■ AIM
Where the word "phospha" occurs in a line, return that line.

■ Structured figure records

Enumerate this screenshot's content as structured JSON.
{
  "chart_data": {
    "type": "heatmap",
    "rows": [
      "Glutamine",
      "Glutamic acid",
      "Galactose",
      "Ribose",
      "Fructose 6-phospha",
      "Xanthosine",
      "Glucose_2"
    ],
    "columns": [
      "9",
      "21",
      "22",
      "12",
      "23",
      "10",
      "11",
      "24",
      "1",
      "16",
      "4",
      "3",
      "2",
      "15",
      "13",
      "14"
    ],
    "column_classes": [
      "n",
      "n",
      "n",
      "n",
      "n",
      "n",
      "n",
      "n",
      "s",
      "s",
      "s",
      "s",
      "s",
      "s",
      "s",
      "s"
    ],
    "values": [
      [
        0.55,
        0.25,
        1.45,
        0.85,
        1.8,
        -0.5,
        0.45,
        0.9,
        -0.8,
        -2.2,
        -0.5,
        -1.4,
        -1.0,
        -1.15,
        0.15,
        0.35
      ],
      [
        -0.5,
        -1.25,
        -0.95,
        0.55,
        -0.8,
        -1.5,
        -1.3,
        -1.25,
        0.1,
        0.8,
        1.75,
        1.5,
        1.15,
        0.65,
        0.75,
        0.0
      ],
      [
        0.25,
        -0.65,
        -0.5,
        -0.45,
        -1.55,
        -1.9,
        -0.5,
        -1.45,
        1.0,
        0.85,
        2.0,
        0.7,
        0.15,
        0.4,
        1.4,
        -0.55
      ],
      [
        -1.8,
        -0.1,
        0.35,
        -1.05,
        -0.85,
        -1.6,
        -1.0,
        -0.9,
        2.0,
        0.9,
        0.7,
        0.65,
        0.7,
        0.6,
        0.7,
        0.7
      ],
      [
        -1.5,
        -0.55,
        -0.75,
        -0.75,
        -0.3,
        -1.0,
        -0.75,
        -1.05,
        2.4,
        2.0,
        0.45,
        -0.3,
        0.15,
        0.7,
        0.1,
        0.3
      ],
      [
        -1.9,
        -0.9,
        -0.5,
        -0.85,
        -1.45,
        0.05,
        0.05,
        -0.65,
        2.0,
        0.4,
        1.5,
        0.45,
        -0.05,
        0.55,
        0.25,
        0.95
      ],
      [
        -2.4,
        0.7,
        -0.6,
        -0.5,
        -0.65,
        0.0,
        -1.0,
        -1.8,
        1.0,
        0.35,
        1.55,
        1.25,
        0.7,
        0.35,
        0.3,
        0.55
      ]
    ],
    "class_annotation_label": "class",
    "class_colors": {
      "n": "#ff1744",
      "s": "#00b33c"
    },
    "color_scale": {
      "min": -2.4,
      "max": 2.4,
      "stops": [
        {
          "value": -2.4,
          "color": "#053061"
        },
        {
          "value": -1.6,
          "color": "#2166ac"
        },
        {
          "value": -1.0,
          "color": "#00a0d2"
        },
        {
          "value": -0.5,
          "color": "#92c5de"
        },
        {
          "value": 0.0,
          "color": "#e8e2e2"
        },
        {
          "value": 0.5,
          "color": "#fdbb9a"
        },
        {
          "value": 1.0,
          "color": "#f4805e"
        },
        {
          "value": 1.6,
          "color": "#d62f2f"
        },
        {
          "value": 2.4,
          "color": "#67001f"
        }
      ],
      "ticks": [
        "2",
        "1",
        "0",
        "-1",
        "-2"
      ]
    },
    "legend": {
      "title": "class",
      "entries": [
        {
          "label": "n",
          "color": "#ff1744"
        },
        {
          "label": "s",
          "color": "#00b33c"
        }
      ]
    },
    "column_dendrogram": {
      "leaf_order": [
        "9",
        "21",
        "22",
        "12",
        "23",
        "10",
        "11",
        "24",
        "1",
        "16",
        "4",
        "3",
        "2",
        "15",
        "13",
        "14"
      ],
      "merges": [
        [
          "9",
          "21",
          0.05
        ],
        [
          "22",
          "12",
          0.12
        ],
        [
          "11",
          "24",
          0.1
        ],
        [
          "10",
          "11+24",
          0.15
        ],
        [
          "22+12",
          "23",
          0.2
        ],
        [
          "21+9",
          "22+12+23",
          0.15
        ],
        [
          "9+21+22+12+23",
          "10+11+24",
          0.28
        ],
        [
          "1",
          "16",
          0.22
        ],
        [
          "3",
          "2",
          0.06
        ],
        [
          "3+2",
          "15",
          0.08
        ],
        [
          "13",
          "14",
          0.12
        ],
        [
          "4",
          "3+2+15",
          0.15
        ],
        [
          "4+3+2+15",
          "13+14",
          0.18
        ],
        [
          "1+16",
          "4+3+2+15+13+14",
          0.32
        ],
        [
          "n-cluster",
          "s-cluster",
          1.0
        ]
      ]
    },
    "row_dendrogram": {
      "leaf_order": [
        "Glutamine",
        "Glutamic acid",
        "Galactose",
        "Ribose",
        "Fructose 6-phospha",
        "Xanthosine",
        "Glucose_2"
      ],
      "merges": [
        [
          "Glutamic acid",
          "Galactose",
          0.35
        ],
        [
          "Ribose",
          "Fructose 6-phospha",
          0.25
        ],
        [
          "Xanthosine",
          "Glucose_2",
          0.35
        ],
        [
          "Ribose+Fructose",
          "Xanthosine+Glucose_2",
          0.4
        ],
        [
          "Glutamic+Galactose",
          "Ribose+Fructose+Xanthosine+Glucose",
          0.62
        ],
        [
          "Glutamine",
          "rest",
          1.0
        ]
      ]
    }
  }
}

■ EXERCISE ANSWER
      "Fructose 6-phospha",
        "Fructose 6-phospha",
          "Fructose 6-phospha",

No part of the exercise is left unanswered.